▶ _PROBLEM TO SOLVE_: List every line in this data where the string "Accuracy" occurs.

#####

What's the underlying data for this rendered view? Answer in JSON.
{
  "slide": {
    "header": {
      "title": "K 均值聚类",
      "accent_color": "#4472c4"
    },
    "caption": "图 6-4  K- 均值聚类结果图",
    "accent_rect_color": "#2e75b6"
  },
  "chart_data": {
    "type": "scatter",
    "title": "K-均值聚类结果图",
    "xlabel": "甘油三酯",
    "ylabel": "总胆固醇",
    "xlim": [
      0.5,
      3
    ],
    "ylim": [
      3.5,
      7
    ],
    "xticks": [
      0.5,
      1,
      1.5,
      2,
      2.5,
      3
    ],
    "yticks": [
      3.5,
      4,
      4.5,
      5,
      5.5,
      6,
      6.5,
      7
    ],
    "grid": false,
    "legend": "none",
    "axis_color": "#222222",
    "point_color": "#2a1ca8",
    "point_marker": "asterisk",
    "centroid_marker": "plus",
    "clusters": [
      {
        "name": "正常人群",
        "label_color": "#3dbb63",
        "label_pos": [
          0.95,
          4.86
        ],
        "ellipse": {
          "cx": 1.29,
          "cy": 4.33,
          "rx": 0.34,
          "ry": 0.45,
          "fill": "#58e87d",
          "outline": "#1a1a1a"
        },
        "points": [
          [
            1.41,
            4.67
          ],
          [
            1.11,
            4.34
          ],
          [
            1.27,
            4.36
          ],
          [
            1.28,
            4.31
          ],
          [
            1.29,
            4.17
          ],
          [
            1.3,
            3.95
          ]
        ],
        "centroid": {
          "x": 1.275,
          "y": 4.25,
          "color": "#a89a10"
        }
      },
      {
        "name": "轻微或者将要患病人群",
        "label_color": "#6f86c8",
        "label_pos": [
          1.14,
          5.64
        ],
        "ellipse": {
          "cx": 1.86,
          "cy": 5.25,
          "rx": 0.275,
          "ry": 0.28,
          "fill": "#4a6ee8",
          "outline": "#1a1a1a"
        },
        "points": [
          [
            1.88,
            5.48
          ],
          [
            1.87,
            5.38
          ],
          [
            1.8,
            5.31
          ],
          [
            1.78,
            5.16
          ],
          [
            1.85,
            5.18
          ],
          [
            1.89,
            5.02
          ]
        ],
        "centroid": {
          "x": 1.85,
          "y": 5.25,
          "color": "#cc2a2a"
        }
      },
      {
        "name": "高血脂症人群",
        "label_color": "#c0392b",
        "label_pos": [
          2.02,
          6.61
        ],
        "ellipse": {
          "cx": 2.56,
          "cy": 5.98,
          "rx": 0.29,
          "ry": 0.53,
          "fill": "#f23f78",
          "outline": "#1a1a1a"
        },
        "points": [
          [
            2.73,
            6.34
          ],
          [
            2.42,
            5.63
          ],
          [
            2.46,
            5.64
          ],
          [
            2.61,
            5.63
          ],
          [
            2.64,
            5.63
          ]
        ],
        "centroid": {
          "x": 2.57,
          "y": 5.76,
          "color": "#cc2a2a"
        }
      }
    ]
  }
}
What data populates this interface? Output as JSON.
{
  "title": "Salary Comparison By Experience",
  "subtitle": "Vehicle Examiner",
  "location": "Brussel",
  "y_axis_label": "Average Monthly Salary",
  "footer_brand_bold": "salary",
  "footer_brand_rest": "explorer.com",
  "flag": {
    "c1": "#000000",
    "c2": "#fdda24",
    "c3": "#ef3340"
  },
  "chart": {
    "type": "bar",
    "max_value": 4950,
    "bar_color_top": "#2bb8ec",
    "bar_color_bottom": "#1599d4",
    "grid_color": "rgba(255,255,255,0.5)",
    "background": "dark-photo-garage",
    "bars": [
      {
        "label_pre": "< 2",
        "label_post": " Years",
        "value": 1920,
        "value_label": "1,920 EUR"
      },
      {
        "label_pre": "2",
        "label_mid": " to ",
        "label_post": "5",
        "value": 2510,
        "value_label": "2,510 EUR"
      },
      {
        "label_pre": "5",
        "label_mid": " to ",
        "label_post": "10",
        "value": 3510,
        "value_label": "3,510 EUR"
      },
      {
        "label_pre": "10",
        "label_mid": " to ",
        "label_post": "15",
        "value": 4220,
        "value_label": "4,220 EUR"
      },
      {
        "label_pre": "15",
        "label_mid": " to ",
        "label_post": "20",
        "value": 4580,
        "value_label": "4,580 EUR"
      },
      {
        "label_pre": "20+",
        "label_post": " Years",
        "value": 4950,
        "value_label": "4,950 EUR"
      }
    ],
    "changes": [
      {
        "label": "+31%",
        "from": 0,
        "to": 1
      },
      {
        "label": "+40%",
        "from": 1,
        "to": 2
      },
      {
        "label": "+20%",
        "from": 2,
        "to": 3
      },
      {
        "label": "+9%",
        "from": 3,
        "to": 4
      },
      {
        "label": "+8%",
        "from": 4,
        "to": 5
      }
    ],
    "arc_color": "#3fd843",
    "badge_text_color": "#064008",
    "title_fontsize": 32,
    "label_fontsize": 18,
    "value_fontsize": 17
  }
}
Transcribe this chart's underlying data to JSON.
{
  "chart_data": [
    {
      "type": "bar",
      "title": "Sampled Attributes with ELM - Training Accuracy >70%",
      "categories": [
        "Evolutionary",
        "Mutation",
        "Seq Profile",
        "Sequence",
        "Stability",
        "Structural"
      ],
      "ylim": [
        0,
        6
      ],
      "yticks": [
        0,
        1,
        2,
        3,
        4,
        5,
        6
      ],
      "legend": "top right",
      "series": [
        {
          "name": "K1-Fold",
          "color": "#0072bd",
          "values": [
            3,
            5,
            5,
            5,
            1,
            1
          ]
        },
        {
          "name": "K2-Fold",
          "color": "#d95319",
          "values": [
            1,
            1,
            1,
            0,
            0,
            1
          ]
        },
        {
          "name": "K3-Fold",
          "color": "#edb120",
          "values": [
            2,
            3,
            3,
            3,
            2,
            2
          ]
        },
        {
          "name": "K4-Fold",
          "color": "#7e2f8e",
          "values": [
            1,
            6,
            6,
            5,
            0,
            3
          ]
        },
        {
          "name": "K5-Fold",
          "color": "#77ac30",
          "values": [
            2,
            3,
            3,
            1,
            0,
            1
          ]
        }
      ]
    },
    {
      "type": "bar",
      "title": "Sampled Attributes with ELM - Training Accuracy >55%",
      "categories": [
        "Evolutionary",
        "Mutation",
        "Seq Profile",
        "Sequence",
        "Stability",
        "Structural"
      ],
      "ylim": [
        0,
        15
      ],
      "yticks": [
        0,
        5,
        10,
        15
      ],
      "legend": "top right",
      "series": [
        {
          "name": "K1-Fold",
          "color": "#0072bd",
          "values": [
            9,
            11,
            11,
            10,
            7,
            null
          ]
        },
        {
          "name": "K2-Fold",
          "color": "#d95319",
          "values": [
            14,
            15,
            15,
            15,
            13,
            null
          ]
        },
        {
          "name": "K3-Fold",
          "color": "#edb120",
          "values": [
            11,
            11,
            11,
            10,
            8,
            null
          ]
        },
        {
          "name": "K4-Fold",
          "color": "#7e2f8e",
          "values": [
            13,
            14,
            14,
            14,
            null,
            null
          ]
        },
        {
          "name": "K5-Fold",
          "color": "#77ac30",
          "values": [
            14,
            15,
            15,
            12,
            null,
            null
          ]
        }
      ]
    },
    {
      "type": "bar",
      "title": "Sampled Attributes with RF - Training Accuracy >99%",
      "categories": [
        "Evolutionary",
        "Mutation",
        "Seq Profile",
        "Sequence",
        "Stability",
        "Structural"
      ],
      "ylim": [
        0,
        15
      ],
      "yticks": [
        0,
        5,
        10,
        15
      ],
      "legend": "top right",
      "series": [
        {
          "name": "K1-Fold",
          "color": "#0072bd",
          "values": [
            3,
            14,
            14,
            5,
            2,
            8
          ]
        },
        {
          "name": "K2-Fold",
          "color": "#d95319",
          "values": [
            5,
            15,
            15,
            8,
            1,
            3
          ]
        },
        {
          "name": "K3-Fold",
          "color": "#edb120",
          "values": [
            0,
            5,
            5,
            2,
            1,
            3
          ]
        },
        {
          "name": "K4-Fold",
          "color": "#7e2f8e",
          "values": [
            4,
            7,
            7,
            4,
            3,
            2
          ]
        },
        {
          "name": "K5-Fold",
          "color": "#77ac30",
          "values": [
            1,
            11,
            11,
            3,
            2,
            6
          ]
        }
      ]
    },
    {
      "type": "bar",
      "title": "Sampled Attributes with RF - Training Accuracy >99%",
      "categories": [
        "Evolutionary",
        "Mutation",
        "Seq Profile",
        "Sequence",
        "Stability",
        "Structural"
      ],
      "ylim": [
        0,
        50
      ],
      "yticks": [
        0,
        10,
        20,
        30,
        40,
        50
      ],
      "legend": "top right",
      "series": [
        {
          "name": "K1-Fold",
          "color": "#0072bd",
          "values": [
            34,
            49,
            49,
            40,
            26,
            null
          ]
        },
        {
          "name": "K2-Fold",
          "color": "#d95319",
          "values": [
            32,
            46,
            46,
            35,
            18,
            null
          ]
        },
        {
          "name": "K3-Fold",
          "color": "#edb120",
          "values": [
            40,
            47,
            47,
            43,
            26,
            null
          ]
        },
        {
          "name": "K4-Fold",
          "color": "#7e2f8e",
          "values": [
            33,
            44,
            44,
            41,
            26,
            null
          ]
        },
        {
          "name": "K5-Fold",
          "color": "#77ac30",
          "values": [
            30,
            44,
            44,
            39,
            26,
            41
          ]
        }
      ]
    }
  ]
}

#####

▶ _RESULT OF THIS EXERCISE_:
      "title": "Sampled Attributes with ELM - Training Accuracy >70%",
      "title": "Sampled Attributes with ELM - Training Accuracy >55%",
      "title": "Sampled Attributes with RF - Training Accuracy >99%",
      "title": "Sampled Attributes with RF - Training Accuracy >99%",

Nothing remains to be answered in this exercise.